• Materials provided:
•••
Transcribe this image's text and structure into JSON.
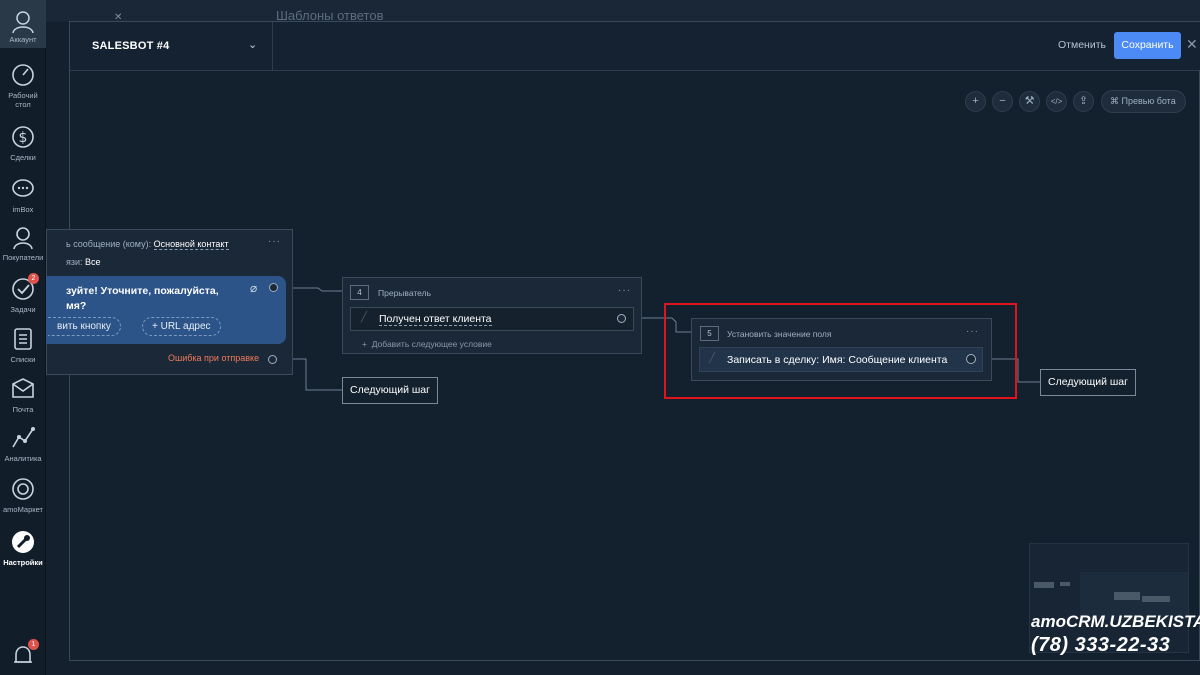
{
  "nav": {
    "account": "Аккаунт",
    "items": [
      {
        "label": "Рабочий стол",
        "icon": "dashboard-icon"
      },
      {
        "label": "Сделки",
        "icon": "dollar-icon"
      },
      {
        "label": "imBox",
        "icon": "chat-icon"
      },
      {
        "label": "Покупатели",
        "icon": "customers-icon"
      },
      {
        "label": "Задачи",
        "icon": "tasks-icon",
        "badge": "2"
      },
      {
        "label": "Списки",
        "icon": "lists-icon"
      },
      {
        "label": "Почта",
        "icon": "mail-icon"
      },
      {
        "label": "Аналитика",
        "icon": "analytics-icon"
      },
      {
        "label": "amoМаркет",
        "icon": "market-icon"
      },
      {
        "label": "Настройки",
        "icon": "settings-icon",
        "active": true
      }
    ],
    "notifications_badge": "1"
  },
  "background": {
    "title": "Шаблоны ответов"
  },
  "modal": {
    "bot_name": "SALESBOT #4",
    "cancel_label": "Отменить",
    "save_label": "Сохранить",
    "preview_label": "Превью бота"
  },
  "canvas": {
    "message_block": {
      "recipient_label": "ь сообщение (кому):",
      "recipient_value": "Основной контакт",
      "channel_label": "язи:",
      "channel_value": "Все",
      "text": "зуйте! Уточните, пожалуйста, мя?",
      "add_button_label": "вить кнопку",
      "url_button_label": "+ URL адрес",
      "error_label": "Ошибка при отправке"
    },
    "interrupter_block": {
      "number": "4",
      "title": "Прерыватель",
      "condition": "Получен ответ клиента",
      "add_condition": "Добавить следующее условие"
    },
    "set_field_block": {
      "number": "5",
      "title": "Установить значение поля",
      "action": "Записать в сделку: Имя: Сообщение клиента"
    },
    "next_step_label": "Следующий шаг"
  },
  "watermark": {
    "brand": "amoCRM.UZBEKISTAN",
    "phone": "(78) 333-22-33"
  },
  "colors": {
    "accent": "#4c8bf5",
    "highlight": "#e0141c",
    "error": "#f07a5a",
    "bubble": "#2c5488"
  }
}
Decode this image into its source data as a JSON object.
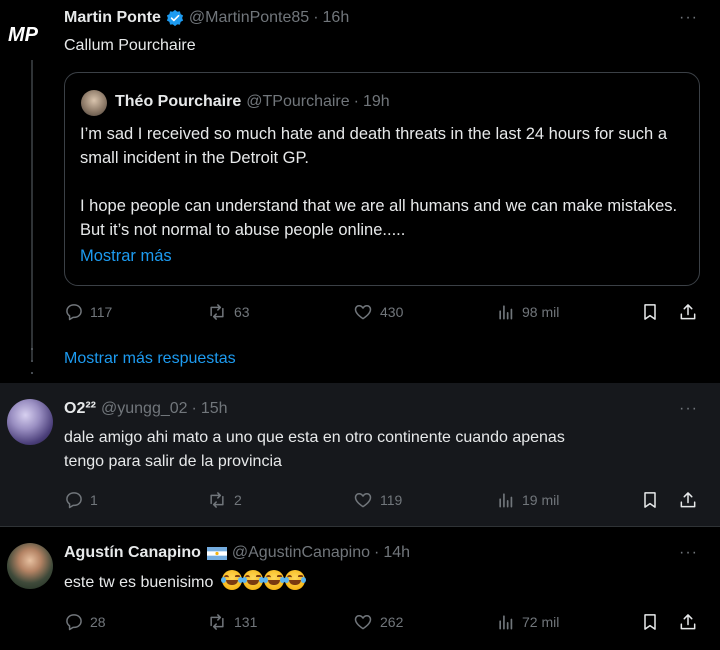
•••
Your answer should be one number: the count of lines in the data above that include the word "клиента".

• Solved exercise:
2